*Work to be completed*.
For the material that follows, list every line containing the word "dynamics".

*Dataset excerpts*.
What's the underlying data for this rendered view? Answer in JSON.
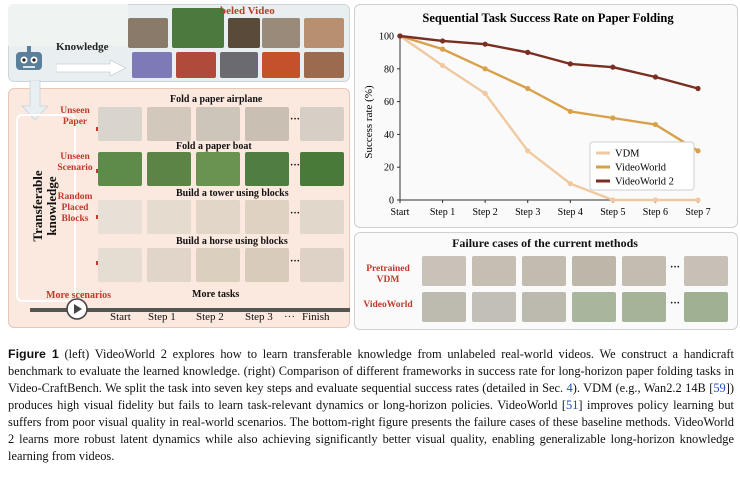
{
  "left_panel": {
    "video_label": "beled Video",
    "knowledge_word": "Knowledge",
    "side_label_line1": "Transferable",
    "side_label_line2": "knowledge",
    "rows": [
      {
        "label_line1": "Unseen",
        "label_line2": "Paper",
        "task": "Fold a paper airplane"
      },
      {
        "label_line1": "Unseen",
        "label_line2": "Scenario",
        "task": "Fold a paper boat"
      },
      {
        "label_line1": "Random",
        "label_line2": "Placed",
        "label_line3": "Blocks",
        "task": "Build a tower using blocks"
      },
      {
        "label_line1": "",
        "label_line2": "",
        "task": "Build a horse using blocks"
      }
    ],
    "more_scenarios": "More scenarios",
    "more_tasks": "More tasks",
    "ellipsis": "···",
    "timeline": [
      "Start",
      "Step 1",
      "Step 2",
      "Step 3",
      "···",
      "Finish"
    ],
    "colors": {
      "accent_red": "#c0392b",
      "panel_bg": "#fbe9df"
    }
  },
  "chart_data": {
    "type": "line",
    "title": "Sequential Task Success Rate on Paper Folding",
    "xlabel": "",
    "ylabel": "Success rate (%)",
    "categories": [
      "Start",
      "Step 1",
      "Step 2",
      "Step 3",
      "Step 4",
      "Step 5",
      "Step 6",
      "Step 7"
    ],
    "ylim": [
      0,
      100
    ],
    "yticks": [
      0,
      20,
      40,
      60,
      80,
      100
    ],
    "grid": false,
    "legend_position": "center-right",
    "series": [
      {
        "name": "VDM",
        "color": "#f0c9a0",
        "values": [
          100,
          82,
          65,
          30,
          10,
          0,
          0,
          0
        ]
      },
      {
        "name": "VideoWorld",
        "color": "#d9a04a",
        "values": [
          100,
          92,
          80,
          68,
          54,
          50,
          46,
          30
        ]
      },
      {
        "name": "VideoWorld 2",
        "color": "#7a2e22",
        "values": [
          100,
          97,
          95,
          90,
          83,
          81,
          75,
          68
        ]
      }
    ]
  },
  "failure_panel": {
    "title": "Failure cases of the current methods",
    "row1_line1": "Pretrained",
    "row1_line2": "VDM",
    "row2": "VideoWorld",
    "ellipsis": "···"
  },
  "caption": {
    "fig": "Figure 1",
    "p1": " (left) VideoWorld 2 explores how to learn transferable knowledge from unlabeled real-world videos. We construct a handicraft benchmark to evaluate the learned knowledge. (right) Comparison of different frameworks in success rate for long-horizon paper folding tasks in Video-CraftBench. We split the task into seven key steps and evaluate sequential success rates (detailed in Sec. ",
    "ref_sec": "4",
    "p2": "). VDM (e.g., Wan2.2 14B [",
    "ref_59": "59",
    "p3": "]) produces high visual fidelity but fails to learn task-relevant dynamics or long-horizon policies. VideoWorld [",
    "ref_51": "51",
    "p4": "] improves policy learning but suffers from poor visual quality in real-world scenarios. The bottom-right figure presents the failure cases of these baseline methods. VideoWorld 2 learns more robust latent dynamics while also achieving significantly better visual quality, enabling generalizable long-horizon knowledge learning from videos."
  }
}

*Output*.
    "p3": "]) produces high visual fidelity but fails to learn task-relevant dynamics or long-horizon policies. VideoWorld [",
    "p4": "] improves policy learning but suffers from poor visual quality in real-world scenarios. The bottom-right figure presents the failure cases of these baseline methods. VideoWorld 2 learns more robust latent dynamics while also achieving significantly better visual quality, enabling generalizable long-horizon knowledge learning from videos."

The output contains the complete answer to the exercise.